**Description of the task**. Check each line of the records below for the word "числе" and copy those where it appears.

Saved data entries:
----------

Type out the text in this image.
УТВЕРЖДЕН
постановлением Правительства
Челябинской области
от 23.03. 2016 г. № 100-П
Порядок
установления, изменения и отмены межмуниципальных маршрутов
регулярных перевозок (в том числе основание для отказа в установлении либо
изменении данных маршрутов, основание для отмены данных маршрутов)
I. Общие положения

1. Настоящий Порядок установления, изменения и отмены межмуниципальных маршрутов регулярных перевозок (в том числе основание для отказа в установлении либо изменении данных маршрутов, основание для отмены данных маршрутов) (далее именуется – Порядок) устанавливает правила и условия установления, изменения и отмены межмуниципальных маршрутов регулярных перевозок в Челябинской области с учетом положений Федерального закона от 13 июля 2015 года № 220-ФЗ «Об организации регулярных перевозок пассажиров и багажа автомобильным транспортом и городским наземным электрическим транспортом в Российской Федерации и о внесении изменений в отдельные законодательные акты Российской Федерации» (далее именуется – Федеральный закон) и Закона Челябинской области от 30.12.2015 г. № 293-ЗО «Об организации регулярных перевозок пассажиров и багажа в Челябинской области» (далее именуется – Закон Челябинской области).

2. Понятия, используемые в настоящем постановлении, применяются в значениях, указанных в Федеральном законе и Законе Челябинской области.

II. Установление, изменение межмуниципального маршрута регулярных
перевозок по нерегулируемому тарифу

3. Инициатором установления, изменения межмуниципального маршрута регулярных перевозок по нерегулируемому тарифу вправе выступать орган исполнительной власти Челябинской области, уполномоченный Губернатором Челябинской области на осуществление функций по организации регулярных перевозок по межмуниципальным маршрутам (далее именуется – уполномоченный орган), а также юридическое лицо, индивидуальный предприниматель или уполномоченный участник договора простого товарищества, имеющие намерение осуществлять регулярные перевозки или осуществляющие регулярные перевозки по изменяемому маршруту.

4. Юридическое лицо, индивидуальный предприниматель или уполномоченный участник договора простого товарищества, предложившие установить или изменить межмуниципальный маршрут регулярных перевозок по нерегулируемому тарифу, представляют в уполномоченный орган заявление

----------

**Exercise result**.
регулярных перевозок (в том числе основание для отказа в установлении либо
1. Настоящий Порядок установления, изменения и отмены межмуниципальных маршрутов регулярных перевозок (в том числе основание для отказа в установлении либо изменении данных маршрутов, основание для отмены данных маршрутов) (далее именуется – Порядок) устанавливает правила и условия установления, изменения и отмены межмуниципальных маршрутов регулярных перевозок в Челябинской области с учетом положений Федерального закона от 13 июля 2015 года № 220-ФЗ «Об организации регулярных перевозок пассажиров и багажа автомобильным транспортом и городским наземным электрическим транспортом в Российской Федерации и о внесении изменений в отдельные законодательные акты Российской Федерации» (далее именуется – Федеральный закон) и Закона Челябинской области от 30.12.2015 г. № 293-ЗО «Об организации регулярных перевозок пассажиров и багажа в Челябинской области» (далее именуется – Закон Челябинской области).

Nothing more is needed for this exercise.